(STATED PROBLEM): Pictures appear in the records below; write out everything else exactly.

(DATASET EXTRACT):

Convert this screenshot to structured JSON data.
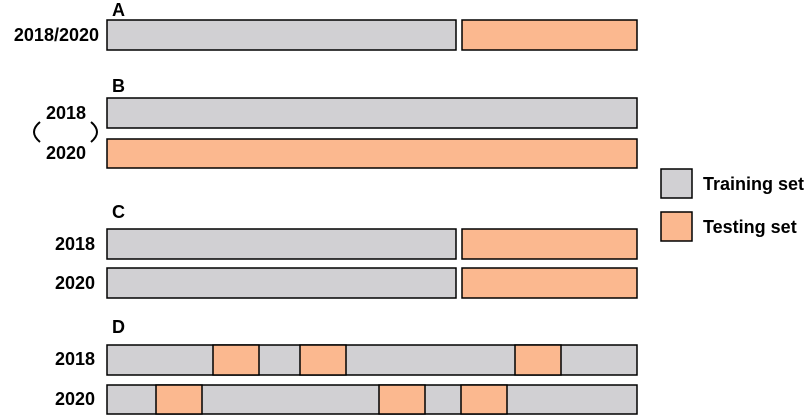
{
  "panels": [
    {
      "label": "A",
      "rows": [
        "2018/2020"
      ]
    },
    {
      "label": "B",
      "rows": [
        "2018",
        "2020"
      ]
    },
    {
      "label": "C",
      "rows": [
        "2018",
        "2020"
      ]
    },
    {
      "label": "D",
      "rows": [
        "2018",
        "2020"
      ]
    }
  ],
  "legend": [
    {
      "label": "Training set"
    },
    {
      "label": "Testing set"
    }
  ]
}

(ANSWER TO THE TASK):
Convert this screenshot to structured JSON data.
{
  "panels": [
    {
      "label": "A",
      "rows": [
        "2018/2020"
      ]
    },
    {
      "label": "B",
      "rows": [
        "2018",
        "2020"
      ]
    },
    {
      "label": "C",
      "rows": [
        "2018",
        "2020"
      ]
    },
    {
      "label": "D",
      "rows": [
        "2018",
        "2020"
      ]
    }
  ],
  "legend": [
    {
      "label": "Training set"
    },
    {
      "label": "Testing set"
    }
  ]
}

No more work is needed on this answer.